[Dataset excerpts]
+ + + + + + +
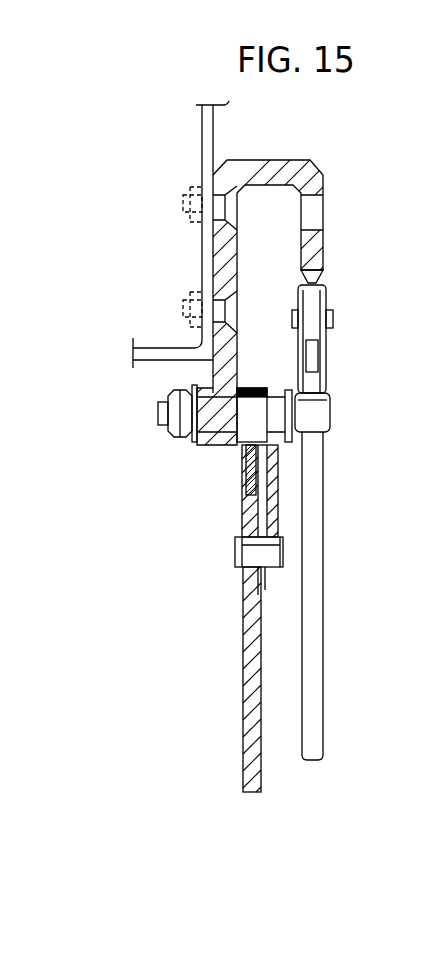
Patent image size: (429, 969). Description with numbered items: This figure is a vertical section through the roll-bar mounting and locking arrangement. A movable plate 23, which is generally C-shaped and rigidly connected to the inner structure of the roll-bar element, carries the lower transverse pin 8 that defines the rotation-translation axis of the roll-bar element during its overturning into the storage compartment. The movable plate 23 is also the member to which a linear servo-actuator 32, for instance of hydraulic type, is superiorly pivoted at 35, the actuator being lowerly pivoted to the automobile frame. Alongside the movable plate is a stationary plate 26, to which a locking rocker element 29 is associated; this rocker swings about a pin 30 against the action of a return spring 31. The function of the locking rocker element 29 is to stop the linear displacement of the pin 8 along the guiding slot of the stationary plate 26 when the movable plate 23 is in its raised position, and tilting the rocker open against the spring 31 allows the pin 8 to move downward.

The movable plate 23 is at (338, 216).
The lower transverse pin 8 is at (249, 406).
The upper pivot of servo-actuator 35 is at (334, 318).
The linear servo-actuator 32 is at (313, 583).
The locking rocker element 29 is at (280, 483).
The pin 30 is at (269, 568).
The return spring 31 is at (258, 592).
The stationary plate 26 is at (243, 712).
+ + + + + + +
▶ OBJECTIVE
Convert all of the data above into a Markdown table with the columns Row and Text, putting each line in its own numbered row and skipping blank lines. Leave the pictures out of the table.

▶ SOLVED PROBLEM
| Row | Text |
|---|---|
| 1 | Patent image size: (429, 969). Description with numbered items: This figure is a vertical section through the roll-bar mounting and locking arrangement. A movable plate 23, which is generally C-shaped and rigidly connected to the inner structure of the roll-bar element, carries the lower transverse pin 8 that defines the rotation-translation axis of the roll-bar element during its overturning into the storage compartment. The movable plate 23 is also the member to which a linear servo-actuator 32, for instance of hydraulic type, is superiorly pivoted at 35, the actuator being lowerly pivoted to the automobile frame. Alongside the movable plate is a stationary plate 26, to which a locking rocker element 29 is associated; this rocker swings about a pin 30 against the action of a return spring 31. The function of the locking rocker element 29 is to stop the linear displacement of the pin 8 along the guiding slot of the stationary plate 26 when the movable plate 23 is in its raised position, and tilting the rocker open against the spring 31 allows the pin 8 to move downward. |
| 2 | The movable plate 23 is at (338, 216). |
| 3 | The lower transverse pin 8 is at (249, 406). |
| 4 | The upper pivot of servo-actuator 35 is at (334, 318). |
| 5 | The linear servo-actuator 32 is at (313, 583). |
| 6 | The locking rocker element 29 is at (280, 483). |
| 7 | The pin 30 is at (269, 568). |
| 8 | The return spring 31 is at (258, 592). |
| 9 | The stationary plate 26 is at (243, 712). |